§ **What to do**
Ignoring every picture, transcribe the data in full as it stands.

§ **Records provided**
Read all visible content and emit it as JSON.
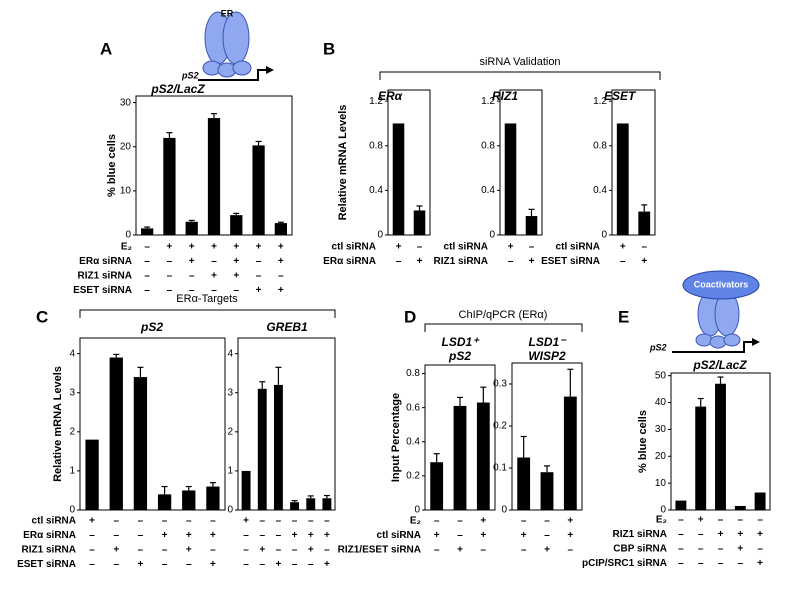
{
  "panel_labels": [
    "A",
    "B",
    "C",
    "D",
    "E"
  ],
  "group_titles": [
    "siRNA Validation",
    "ERα-Targets",
    "ChIP/qPCR (ERα)"
  ],
  "diagram_labels": [
    "ER",
    "pS2",
    "Coactivators",
    "pS2"
  ],
  "chart_data": [
    {
      "type": "bar",
      "title": "pS2/LacZ",
      "ylabel": "% blue cells",
      "ylim": [
        0,
        31.5
      ],
      "yticks": [
        0,
        10,
        20,
        30
      ],
      "color": "#000000",
      "values": [
        1.5,
        22,
        3,
        26.5,
        4.5,
        20.3,
        2.7
      ],
      "errors": [
        0.3,
        1.2,
        0.3,
        1,
        0.4,
        0.9,
        0.2
      ],
      "condition_labels": [
        "E₂",
        "ERα siRNA",
        "RIZ1 siRNA",
        "ESET siRNA"
      ],
      "condition_marks": [
        [
          "–",
          "+",
          "+",
          "+",
          "+",
          "+",
          "+"
        ],
        [
          "–",
          "–",
          "+",
          "–",
          "+",
          "–",
          "+"
        ],
        [
          "–",
          "–",
          "–",
          "+",
          "+",
          "–",
          "–"
        ],
        [
          "–",
          "–",
          "–",
          "–",
          "–",
          "+",
          "+"
        ]
      ]
    },
    {
      "type": "bar",
      "title": "ERα",
      "ylabel": "Relative mRNA Levels",
      "ylim": [
        0,
        1.3
      ],
      "yticks": [
        0,
        0.4,
        0.8,
        1.2
      ],
      "color": "#000000",
      "values": [
        1,
        0.22
      ],
      "errors": [
        null,
        0.04
      ],
      "condition_labels": [
        "ctl siRNA",
        "ERα siRNA"
      ],
      "condition_marks": [
        [
          "+",
          "–"
        ],
        [
          "–",
          "+"
        ]
      ]
    },
    {
      "type": "bar",
      "title": "RIZ1",
      "ylim": [
        0,
        1.3
      ],
      "yticks": [
        0,
        0.4,
        0.8,
        1.2
      ],
      "color": "#000000",
      "values": [
        1,
        0.17
      ],
      "errors": [
        null,
        0.06
      ],
      "condition_labels": [
        "ctl siRNA",
        "RIZ1 siRNA"
      ],
      "condition_marks": [
        [
          "+",
          "–"
        ],
        [
          "–",
          "+"
        ]
      ]
    },
    {
      "type": "bar",
      "title": "ESET",
      "ylim": [
        0,
        1.3
      ],
      "yticks": [
        0,
        0.4,
        0.8,
        1.2
      ],
      "color": "#000000",
      "values": [
        1,
        0.21
      ],
      "errors": [
        null,
        0.06
      ],
      "condition_labels": [
        "ctl siRNA",
        "ESET siRNA"
      ],
      "condition_marks": [
        [
          "+",
          "–"
        ],
        [
          "–",
          "+"
        ]
      ]
    },
    {
      "type": "bar",
      "title": "pS2",
      "ylabel": "Relative mRNA Levels",
      "ylim": [
        0,
        4.4
      ],
      "yticks": [
        0,
        1,
        2,
        3,
        4
      ],
      "color": "#000000",
      "values": [
        1.8,
        3.9,
        3.4,
        0.4,
        0.5,
        0.6
      ],
      "errors": [
        null,
        0.08,
        0.25,
        0.2,
        0.1,
        0.1
      ],
      "condition_labels": [
        "ctl siRNA",
        "ERα siRNA",
        "RIZ1 siRNA",
        "ESET siRNA"
      ],
      "condition_marks": [
        [
          "+",
          "–",
          "–",
          "–",
          "–",
          "–"
        ],
        [
          "–",
          "–",
          "–",
          "+",
          "+",
          "+"
        ],
        [
          "–",
          "+",
          "–",
          "–",
          "+",
          "–"
        ],
        [
          "–",
          "–",
          "+",
          "–",
          "–",
          "+"
        ]
      ]
    },
    {
      "type": "bar",
      "title": "GREB1",
      "ylim": [
        0,
        4.4
      ],
      "yticks": [
        0,
        1,
        2,
        3,
        4
      ],
      "color": "#000000",
      "values": [
        1,
        3.1,
        3.2,
        0.2,
        0.3,
        0.3
      ],
      "errors": [
        null,
        0.18,
        0.45,
        0.04,
        0.06,
        0.07
      ],
      "condition_marks": [
        [
          "+",
          "–",
          "–",
          "–",
          "–",
          "–"
        ],
        [
          "–",
          "–",
          "–",
          "+",
          "+",
          "+"
        ],
        [
          "–",
          "+",
          "–",
          "–",
          "+",
          "–"
        ],
        [
          "–",
          "–",
          "+",
          "–",
          "–",
          "+"
        ]
      ]
    },
    {
      "type": "bar",
      "title": [
        "LSD1⁺",
        "pS2"
      ],
      "ylabel": "Input Percentage",
      "ylim": [
        0,
        0.85
      ],
      "yticks": [
        0,
        0.2,
        0.4,
        0.6,
        0.8
      ],
      "color": "#000000",
      "values": [
        0.28,
        0.61,
        0.63
      ],
      "errors": [
        0.05,
        0.05,
        0.09
      ],
      "condition_labels": [
        "E₂",
        "ctl siRNA",
        "RIZ1/ESET siRNA"
      ],
      "condition_marks": [
        [
          "–",
          "–",
          "+"
        ],
        [
          "+",
          "–",
          "+"
        ],
        [
          "–",
          "+",
          "–"
        ]
      ]
    },
    {
      "type": "bar",
      "title": [
        "LSD1⁻",
        "WISP2"
      ],
      "ylim": [
        0,
        0.35
      ],
      "yticks": [
        0,
        0.1,
        0.2,
        0.3
      ],
      "color": "#000000",
      "values": [
        0.125,
        0.09,
        0.27
      ],
      "errors": [
        0.05,
        0.015,
        0.065
      ],
      "condition_marks": [
        [
          "–",
          "–",
          "+"
        ],
        [
          "+",
          "–",
          "+"
        ],
        [
          "–",
          "+",
          "–"
        ]
      ]
    },
    {
      "type": "bar",
      "title": "pS2/LacZ",
      "ylabel": "% blue cells",
      "ylim": [
        0,
        51
      ],
      "yticks": [
        0,
        10,
        20,
        30,
        40,
        50
      ],
      "color": "#000000",
      "values": [
        3.5,
        38.5,
        47,
        1.5,
        6.5
      ],
      "errors": [
        null,
        3,
        2.5,
        null,
        null
      ],
      "condition_labels": [
        "E₂",
        "RIZ1 siRNA",
        "CBP siRNA",
        "pCIP/SRC1 siRNA"
      ],
      "condition_marks": [
        [
          "–",
          "+",
          "–",
          "–",
          "–"
        ],
        [
          "–",
          "–",
          "+",
          "+",
          "+"
        ],
        [
          "–",
          "–",
          "–",
          "+",
          "–"
        ],
        [
          "–",
          "–",
          "–",
          "–",
          "+"
        ]
      ]
    }
  ]
}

§ **Exercise output**
Read all visible content and emit it as JSON.
{
  "panel_labels": [
    "A",
    "B",
    "C",
    "D",
    "E"
  ],
  "group_titles": [
    "siRNA Validation",
    "ERα-Targets",
    "ChIP/qPCR (ERα)"
  ],
  "diagram_labels": [
    "ER",
    "pS2",
    "Coactivators",
    "pS2"
  ],
  "chart_data": [
    {
      "type": "bar",
      "title": "pS2/LacZ",
      "ylabel": "% blue cells",
      "ylim": [
        0,
        31.5
      ],
      "yticks": [
        0,
        10,
        20,
        30
      ],
      "color": "#000000",
      "values": [
        1.5,
        22,
        3,
        26.5,
        4.5,
        20.3,
        2.7
      ],
      "errors": [
        0.3,
        1.2,
        0.3,
        1,
        0.4,
        0.9,
        0.2
      ],
      "condition_labels": [
        "E₂",
        "ERα siRNA",
        "RIZ1 siRNA",
        "ESET siRNA"
      ],
      "condition_marks": [
        [
          "–",
          "+",
          "+",
          "+",
          "+",
          "+",
          "+"
        ],
        [
          "–",
          "–",
          "+",
          "–",
          "+",
          "–",
          "+"
        ],
        [
          "–",
          "–",
          "–",
          "+",
          "+",
          "–",
          "–"
        ],
        [
          "–",
          "–",
          "–",
          "–",
          "–",
          "+",
          "+"
        ]
      ]
    },
    {
      "type": "bar",
      "title": "ERα",
      "ylabel": "Relative mRNA Levels",
      "ylim": [
        0,
        1.3
      ],
      "yticks": [
        0,
        0.4,
        0.8,
        1.2
      ],
      "color": "#000000",
      "values": [
        1,
        0.22
      ],
      "errors": [
        null,
        0.04
      ],
      "condition_labels": [
        "ctl siRNA",
        "ERα siRNA"
      ],
      "condition_marks": [
        [
          "+",
          "–"
        ],
        [
          "–",
          "+"
        ]
      ]
    },
    {
      "type": "bar",
      "title": "RIZ1",
      "ylim": [
        0,
        1.3
      ],
      "yticks": [
        0,
        0.4,
        0.8,
        1.2
      ],
      "color": "#000000",
      "values": [
        1,
        0.17
      ],
      "errors": [
        null,
        0.06
      ],
      "condition_labels": [
        "ctl siRNA",
        "RIZ1 siRNA"
      ],
      "condition_marks": [
        [
          "+",
          "–"
        ],
        [
          "–",
          "+"
        ]
      ]
    },
    {
      "type": "bar",
      "title": "ESET",
      "ylim": [
        0,
        1.3
      ],
      "yticks": [
        0,
        0.4,
        0.8,
        1.2
      ],
      "color": "#000000",
      "values": [
        1,
        0.21
      ],
      "errors": [
        null,
        0.06
      ],
      "condition_labels": [
        "ctl siRNA",
        "ESET siRNA"
      ],
      "condition_marks": [
        [
          "+",
          "–"
        ],
        [
          "–",
          "+"
        ]
      ]
    },
    {
      "type": "bar",
      "title": "pS2",
      "ylabel": "Relative mRNA Levels",
      "ylim": [
        0,
        4.4
      ],
      "yticks": [
        0,
        1,
        2,
        3,
        4
      ],
      "color": "#000000",
      "values": [
        1.8,
        3.9,
        3.4,
        0.4,
        0.5,
        0.6
      ],
      "errors": [
        null,
        0.08,
        0.25,
        0.2,
        0.1,
        0.1
      ],
      "condition_labels": [
        "ctl siRNA",
        "ERα siRNA",
        "RIZ1 siRNA",
        "ESET siRNA"
      ],
      "condition_marks": [
        [
          "+",
          "–",
          "–",
          "–",
          "–",
          "–"
        ],
        [
          "–",
          "–",
          "–",
          "+",
          "+",
          "+"
        ],
        [
          "–",
          "+",
          "–",
          "–",
          "+",
          "–"
        ],
        [
          "–",
          "–",
          "+",
          "–",
          "–",
          "+"
        ]
      ]
    },
    {
      "type": "bar",
      "title": "GREB1",
      "ylim": [
        0,
        4.4
      ],
      "yticks": [
        0,
        1,
        2,
        3,
        4
      ],
      "color": "#000000",
      "values": [
        1,
        3.1,
        3.2,
        0.2,
        0.3,
        0.3
      ],
      "errors": [
        null,
        0.18,
        0.45,
        0.04,
        0.06,
        0.07
      ],
      "condition_marks": [
        [
          "+",
          "–",
          "–",
          "–",
          "–",
          "–"
        ],
        [
          "–",
          "–",
          "–",
          "+",
          "+",
          "+"
        ],
        [
          "–",
          "+",
          "–",
          "–",
          "+",
          "–"
        ],
        [
          "–",
          "–",
          "+",
          "–",
          "–",
          "+"
        ]
      ]
    },
    {
      "type": "bar",
      "title": [
        "LSD1⁺",
        "pS2"
      ],
      "ylabel": "Input Percentage",
      "ylim": [
        0,
        0.85
      ],
      "yticks": [
        0,
        0.2,
        0.4,
        0.6,
        0.8
      ],
      "color": "#000000",
      "values": [
        0.28,
        0.61,
        0.63
      ],
      "errors": [
        0.05,
        0.05,
        0.09
      ],
      "condition_labels": [
        "E₂",
        "ctl siRNA",
        "RIZ1/ESET siRNA"
      ],
      "condition_marks": [
        [
          "–",
          "–",
          "+"
        ],
        [
          "+",
          "–",
          "+"
        ],
        [
          "–",
          "+",
          "–"
        ]
      ]
    },
    {
      "type": "bar",
      "title": [
        "LSD1⁻",
        "WISP2"
      ],
      "ylim": [
        0,
        0.35
      ],
      "yticks": [
        0,
        0.1,
        0.2,
        0.3
      ],
      "color": "#000000",
      "values": [
        0.125,
        0.09,
        0.27
      ],
      "errors": [
        0.05,
        0.015,
        0.065
      ],
      "condition_marks": [
        [
          "–",
          "–",
          "+"
        ],
        [
          "+",
          "–",
          "+"
        ],
        [
          "–",
          "+",
          "–"
        ]
      ]
    },
    {
      "type": "bar",
      "title": "pS2/LacZ",
      "ylabel": "% blue cells",
      "ylim": [
        0,
        51
      ],
      "yticks": [
        0,
        10,
        20,
        30,
        40,
        50
      ],
      "color": "#000000",
      "values": [
        3.5,
        38.5,
        47,
        1.5,
        6.5
      ],
      "errors": [
        null,
        3,
        2.5,
        null,
        null
      ],
      "condition_labels": [
        "E₂",
        "RIZ1 siRNA",
        "CBP siRNA",
        "pCIP/SRC1 siRNA"
      ],
      "condition_marks": [
        [
          "–",
          "+",
          "–",
          "–",
          "–"
        ],
        [
          "–",
          "–",
          "+",
          "+",
          "+"
        ],
        [
          "–",
          "–",
          "–",
          "+",
          "–"
        ],
        [
          "–",
          "–",
          "–",
          "–",
          "+"
        ]
      ]
    }
  ]
}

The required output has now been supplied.